Input for this task:
>> Start

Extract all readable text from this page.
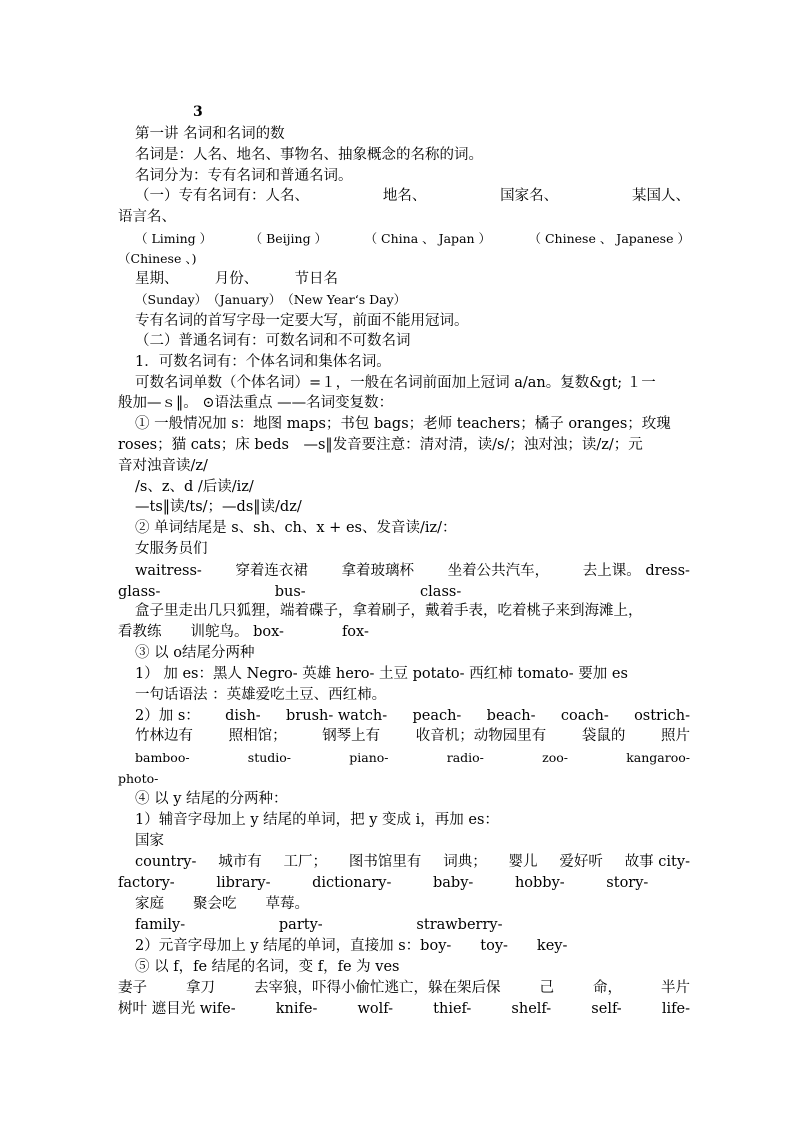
3
第一讲 名词和名词的数
名词是：人名、地名、事物名、抽象概念的名称的词。
名词分为：专有名词和普通名词。
（一）专有名词有：人名、	地名、	国家名、	某国人、
语言名、
（ Liming ）	（ Beijing ）	（ China 、 Japan ）	（ Chinese 、 Japanese ）
（Chinese 、)
星期、　　　月份、　　　节日名
（Sunday）　（January）　（New Year‘s Day）
专有名词的首写字母一定要大写，前面不能用冠词。
（二）普通名词有：可数名词和不可数名词
1．可数名词有：个体名词和集体名词。
可数名词单数（个体名词）=１，一般在名词前面加上冠词 a/an。复数&gt; １一
般加—ｓ‖。 ⊙语法重点 ——名词变复数：
① 一般情况加 s：地图 maps；书包 bags；老师 teachers；橘子 oranges；玫瑰
roses；猫 cats；床 beds　—s‖发音要注意：清对清，读/s/；浊对浊；读/z/；元
音对浊音读/z/
/s、z、d /后读/iz/
—ts‖读/ts/；—ds‖读/dz/
② 单词结尾是 s、sh、ch、x + es、发音读/iz/：
女服务员们
waitress- 穿着连衣裙 拿着玻璃杯 坐着公共汽车， 去上课。 dress-
glass-	bus-	class-
盒子里走出几只狐狸，端着碟子，拿着刷子，戴着手表，吃着桃子来到海滩上，
看教练　　训鸵鸟。 box-　　　　fox-
③ 以 o结尾分两种
1） 加 es：黑人 Negro- 英雄 hero- 土豆 potato- 西红柿 tomato- 要加 es
一句话语法 ：英雄爱吃土豆、西红柿。
2）加 s： dish- brush- watch- peach- beach- coach- ostrich-
竹林边有 照相馆； 钢琴上有 收音机；动物园里有 袋鼠的 照片
bamboo-	studio-	piano-	radio-	zoo-	kangaroo-
photo-
④ 以 y 结尾的分两种：
1）辅音字母加上 y 结尾的单词，把 y 变成 i，再加 es：
国家
country- 城市有 工厂； 图书馆里有 词典； 婴儿 爱好听 故事 city-
factory-	library-	dictionary-	baby-	hobby-	story-
家庭　　聚会吃　　草莓。
family-	party-	strawberry-
2）元音字母加上 y 结尾的单词，直接加 s：boy-　　toy-　　key-
⑤ 以 f，fe 结尾的名词，变 f，fe 为 ves
妻子	拿刀	去宰狼，吓得小偷忙逃亡，躲在架后保	己	命，	半片
树叶 遮目光 wife-	knife-	wolf-	thief-	shelf-	self-	life-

>> End

Aim: Repeat each line of the records above exactly, but do not copy the pictures.

Response to this task:
Extract all readable text from this page.
3
第一讲 名词和名词的数
名词是：人名、地名、事物名、抽象概念的名称的词。
名词分为：专有名词和普通名词。
（一）专有名词有：人名、	地名、	国家名、	某国人、
语言名、
（ Liming ）	（ Beijing ）	（ China 、 Japan ）	（ Chinese 、 Japanese ）
（Chinese 、)
星期、　　　月份、　　　节日名
（Sunday）　（January）　（New Year‘s Day）
专有名词的首写字母一定要大写，前面不能用冠词。
（二）普通名词有：可数名词和不可数名词
1．可数名词有：个体名词和集体名词。
可数名词单数（个体名词）=１，一般在名词前面加上冠词 a/an。复数&gt; １一
般加—ｓ‖。 ⊙语法重点 ——名词变复数：
① 一般情况加 s：地图 maps；书包 bags；老师 teachers；橘子 oranges；玫瑰
roses；猫 cats；床 beds　—s‖发音要注意：清对清，读/s/；浊对浊；读/z/；元
音对浊音读/z/
/s、z、d /后读/iz/
—ts‖读/ts/；—ds‖读/dz/
② 单词结尾是 s、sh、ch、x + es、发音读/iz/：
女服务员们
waitress- 穿着连衣裙 拿着玻璃杯 坐着公共汽车， 去上课。 dress-
glass-	bus-	class-
盒子里走出几只狐狸，端着碟子，拿着刷子，戴着手表，吃着桃子来到海滩上，
看教练　　训鸵鸟。 box-　　　　fox-
③ 以 o结尾分两种
1） 加 es：黑人 Negro- 英雄 hero- 土豆 potato- 西红柿 tomato- 要加 es
一句话语法 ：英雄爱吃土豆、西红柿。
2）加 s： dish- brush- watch- peach- beach- coach- ostrich-
竹林边有 照相馆； 钢琴上有 收音机；动物园里有 袋鼠的 照片
bamboo-	studio-	piano-	radio-	zoo-	kangaroo-
photo-
④ 以 y 结尾的分两种：
1）辅音字母加上 y 结尾的单词，把 y 变成 i，再加 es：
国家
country- 城市有 工厂； 图书馆里有 词典； 婴儿 爱好听 故事 city-
factory-	library-	dictionary-	baby-	hobby-	story-
家庭　　聚会吃　　草莓。
family-	party-	strawberry-
2）元音字母加上 y 结尾的单词，直接加 s：boy-　　toy-　　key-
⑤ 以 f，fe 结尾的名词，变 f，fe 为 ves
妻子	拿刀	去宰狼，吓得小偷忙逃亡，躲在架后保	己	命，	半片
树叶 遮目光 wife-	knife-	wolf-	thief-	shelf-	self-	life-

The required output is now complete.